══ DATA ROWS

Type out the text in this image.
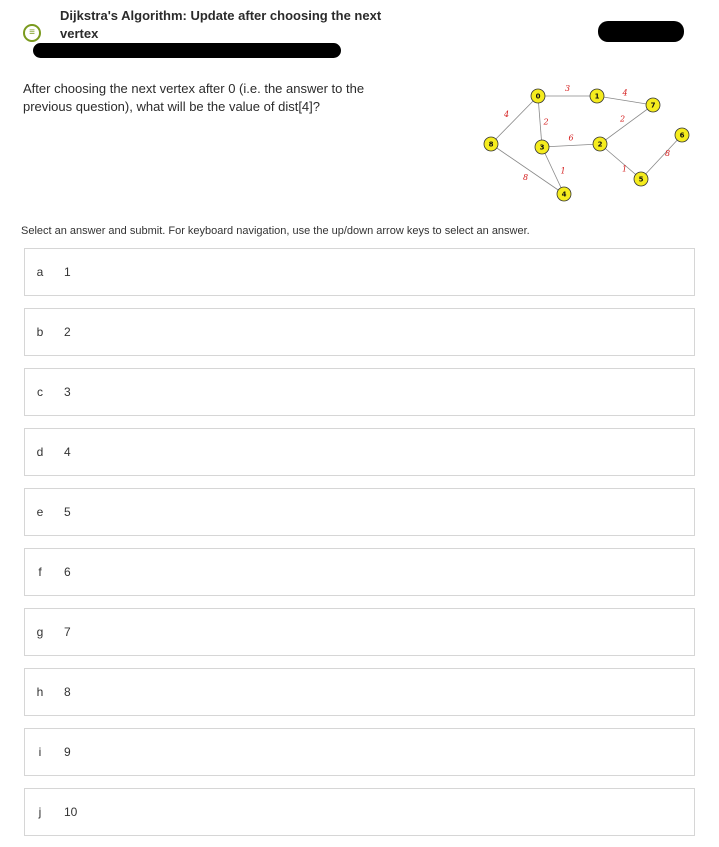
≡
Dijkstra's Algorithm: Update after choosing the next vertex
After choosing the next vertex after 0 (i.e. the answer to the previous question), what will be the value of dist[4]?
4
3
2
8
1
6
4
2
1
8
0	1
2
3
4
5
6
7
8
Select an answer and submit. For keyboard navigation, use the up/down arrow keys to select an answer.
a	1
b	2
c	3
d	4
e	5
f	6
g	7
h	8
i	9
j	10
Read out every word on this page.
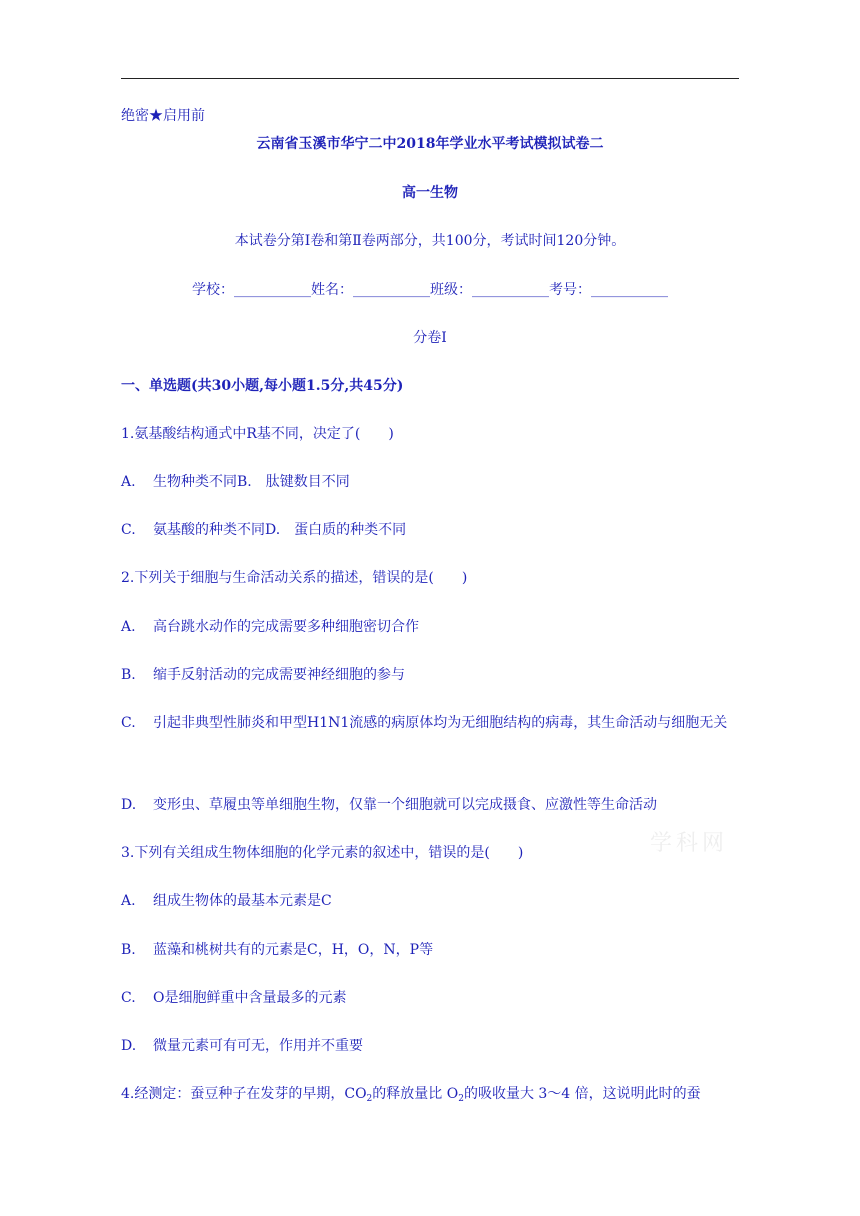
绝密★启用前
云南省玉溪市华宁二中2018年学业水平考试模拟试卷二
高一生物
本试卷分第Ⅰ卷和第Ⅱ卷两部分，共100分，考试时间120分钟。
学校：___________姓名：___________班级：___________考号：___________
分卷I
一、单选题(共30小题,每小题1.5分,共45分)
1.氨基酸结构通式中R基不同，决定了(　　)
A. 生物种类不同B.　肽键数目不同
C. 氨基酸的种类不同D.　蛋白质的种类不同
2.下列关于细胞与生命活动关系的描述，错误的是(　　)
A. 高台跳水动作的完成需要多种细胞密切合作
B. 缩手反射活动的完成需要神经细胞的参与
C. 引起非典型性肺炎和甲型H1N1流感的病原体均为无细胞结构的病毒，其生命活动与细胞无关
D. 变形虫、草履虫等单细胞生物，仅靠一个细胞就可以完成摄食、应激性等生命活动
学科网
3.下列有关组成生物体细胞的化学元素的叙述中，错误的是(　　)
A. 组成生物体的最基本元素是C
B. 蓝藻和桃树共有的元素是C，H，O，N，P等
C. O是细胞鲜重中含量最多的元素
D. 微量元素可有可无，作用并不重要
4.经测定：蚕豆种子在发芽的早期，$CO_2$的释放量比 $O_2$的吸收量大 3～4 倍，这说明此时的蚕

════

EXERCISE GOAL: Reproduce the full material exactly, excluding the pictures.

REPLY:
Type out the text in this image.
≡
Dijkstra's Algorithm: Update after choosing the next vertex
After choosing the next vertex after 0 (i.e. the answer to the previous question), what will be the value of dist[4]?
4
3
2
8
1
6
4
2
1
8
0	1
2
3
4
5
6
7
8
Select an answer and submit. For keyboard navigation, use the up/down arrow keys to select an answer.
a	1
b	2
c	3
d	4
e	5
f	6
g	7
h	8
i	9
j	10
Read out every word on this page.
绝密★启用前
云南省玉溪市华宁二中2018年学业水平考试模拟试卷二
高一生物
本试卷分第Ⅰ卷和第Ⅱ卷两部分，共100分，考试时间120分钟。
学校：___________姓名：___________班级：___________考号：___________
分卷I
一、单选题(共30小题,每小题1.5分,共45分)
1.氨基酸结构通式中R基不同，决定了(　　)
A. 生物种类不同B.　肽键数目不同
C. 氨基酸的种类不同D.　蛋白质的种类不同
2.下列关于细胞与生命活动关系的描述，错误的是(　　)
A. 高台跳水动作的完成需要多种细胞密切合作
B. 缩手反射活动的完成需要神经细胞的参与
C. 引起非典型性肺炎和甲型H1N1流感的病原体均为无细胞结构的病毒，其生命活动与细胞无关
D. 变形虫、草履虫等单细胞生物，仅靠一个细胞就可以完成摄食、应激性等生命活动
学科网
3.下列有关组成生物体细胞的化学元素的叙述中，错误的是(　　)
A. 组成生物体的最基本元素是C
B. 蓝藻和桃树共有的元素是C，H，O，N，P等
C. O是细胞鲜重中含量最多的元素
D. 微量元素可有可无，作用并不重要
4.经测定：蚕豆种子在发芽的早期，$CO_2$的释放量比 $O_2$的吸收量大 3～4 倍，这说明此时的蚕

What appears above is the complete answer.